## Given task
Transcribe the records below exactly as they appear, omitting any pictures.

* Start *

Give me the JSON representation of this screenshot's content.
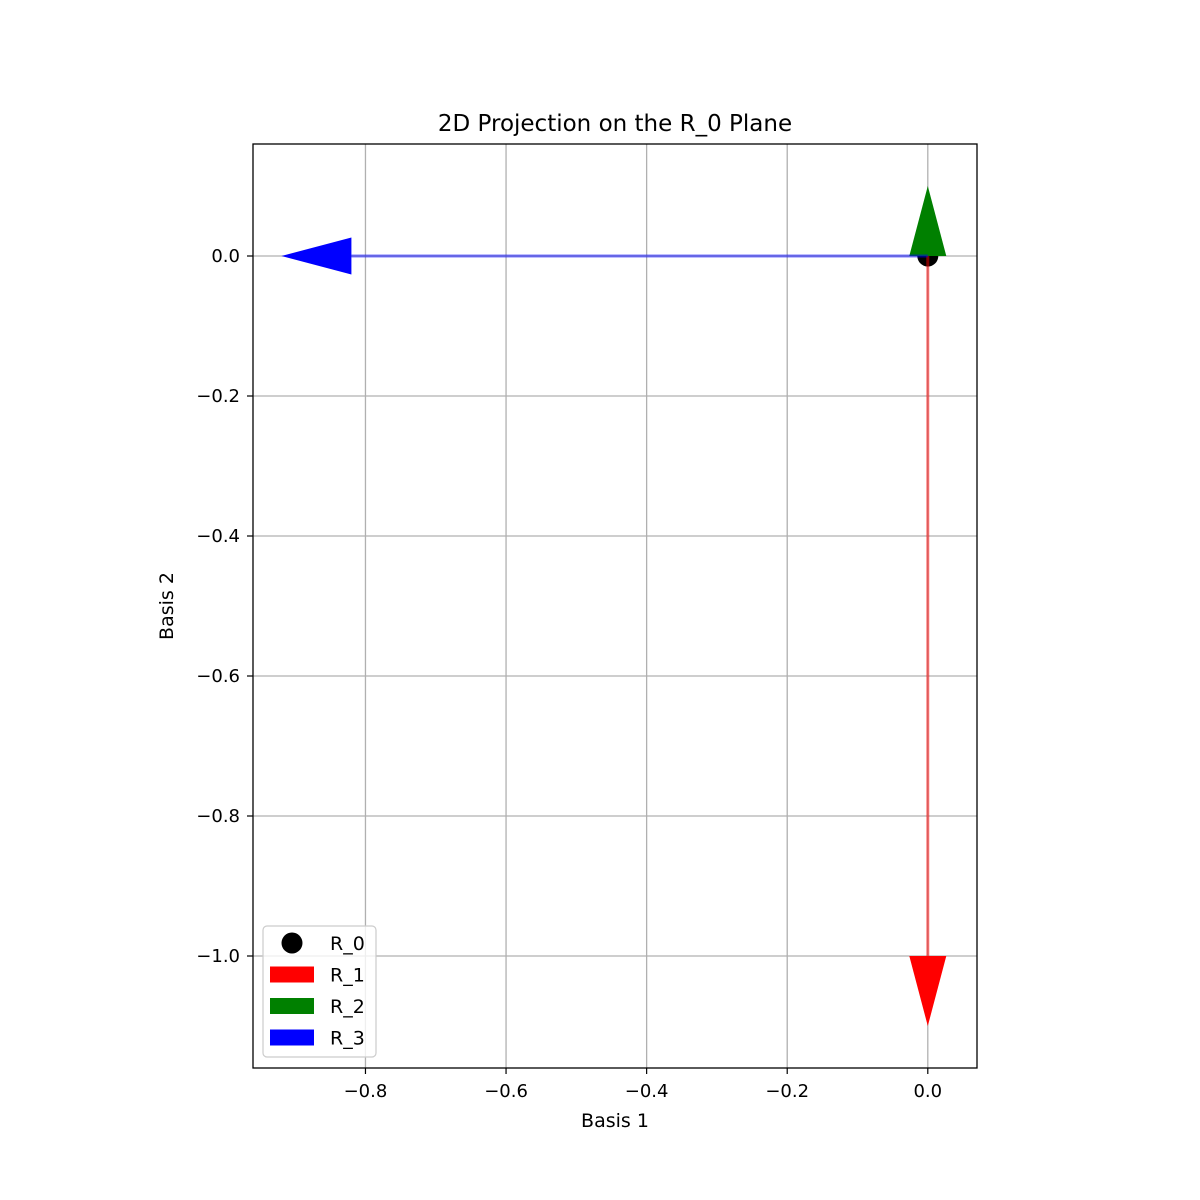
{
  "chart_data": {
    "type": "quiver",
    "title": "2D Projection on the R_0 Plane",
    "xlabel": "Basis 1",
    "ylabel": "Basis 2",
    "xlim": [
      -0.96,
      0.07
    ],
    "ylim": [
      -1.16,
      0.16
    ],
    "xticks": [
      -0.8,
      -0.6,
      -0.4,
      -0.2,
      0.0
    ],
    "xtick_labels": [
      "−0.8",
      "−0.6",
      "−0.4",
      "−0.2",
      "0.0"
    ],
    "yticks": [
      0.0,
      -0.2,
      -0.4,
      -0.6,
      -0.8,
      -1.0
    ],
    "ytick_labels": [
      "0.0",
      "−0.2",
      "−0.4",
      "−0.6",
      "−0.8",
      "−1.0"
    ],
    "grid": true,
    "legend_position": "lower-left",
    "point": {
      "name": "R_0",
      "x": 0.0,
      "y": 0.0,
      "color": "#000000"
    },
    "vectors": [
      {
        "name": "R_1",
        "x0": 0.0,
        "y0": 0.0,
        "dx": 0.0,
        "dy": -1.0,
        "color": "#ff0000"
      },
      {
        "name": "R_2",
        "x0": 0.0,
        "y0": 0.0,
        "dx": 0.0,
        "dy": 0.0,
        "color": "#008000"
      },
      {
        "name": "R_3",
        "x0": 0.0,
        "y0": 0.0,
        "dx": -0.82,
        "dy": 0.0,
        "color": "#0000ff"
      }
    ]
  }
}
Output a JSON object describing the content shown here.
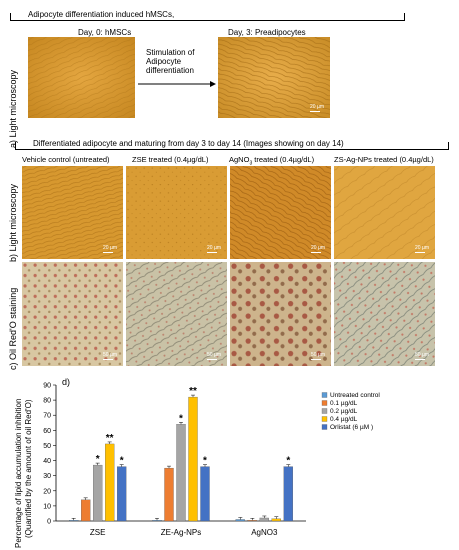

* End *

## Solved exercise
Give me the JSON representation of this screenshot's content.
{
  "chart_data": {
    "type": "quiver",
    "title": "2D Projection on the R_0 Plane",
    "xlabel": "Basis 1",
    "ylabel": "Basis 2",
    "xlim": [
      -0.96,
      0.07
    ],
    "ylim": [
      -1.16,
      0.16
    ],
    "xticks": [
      -0.8,
      -0.6,
      -0.4,
      -0.2,
      0.0
    ],
    "xtick_labels": [
      "−0.8",
      "−0.6",
      "−0.4",
      "−0.2",
      "0.0"
    ],
    "yticks": [
      0.0,
      -0.2,
      -0.4,
      -0.6,
      -0.8,
      -1.0
    ],
    "ytick_labels": [
      "0.0",
      "−0.2",
      "−0.4",
      "−0.6",
      "−0.8",
      "−1.0"
    ],
    "grid": true,
    "legend_position": "lower-left",
    "point": {
      "name": "R_0",
      "x": 0.0,
      "y": 0.0,
      "color": "#000000"
    },
    "vectors": [
      {
        "name": "R_1",
        "x0": 0.0,
        "y0": 0.0,
        "dx": 0.0,
        "dy": -1.0,
        "color": "#ff0000"
      },
      {
        "name": "R_2",
        "x0": 0.0,
        "y0": 0.0,
        "dx": 0.0,
        "dy": 0.0,
        "color": "#008000"
      },
      {
        "name": "R_3",
        "x0": 0.0,
        "y0": 0.0,
        "dx": -0.82,
        "dy": 0.0,
        "color": "#0000ff"
      }
    ]
  }
}
Output a JSON object describing the content shown here.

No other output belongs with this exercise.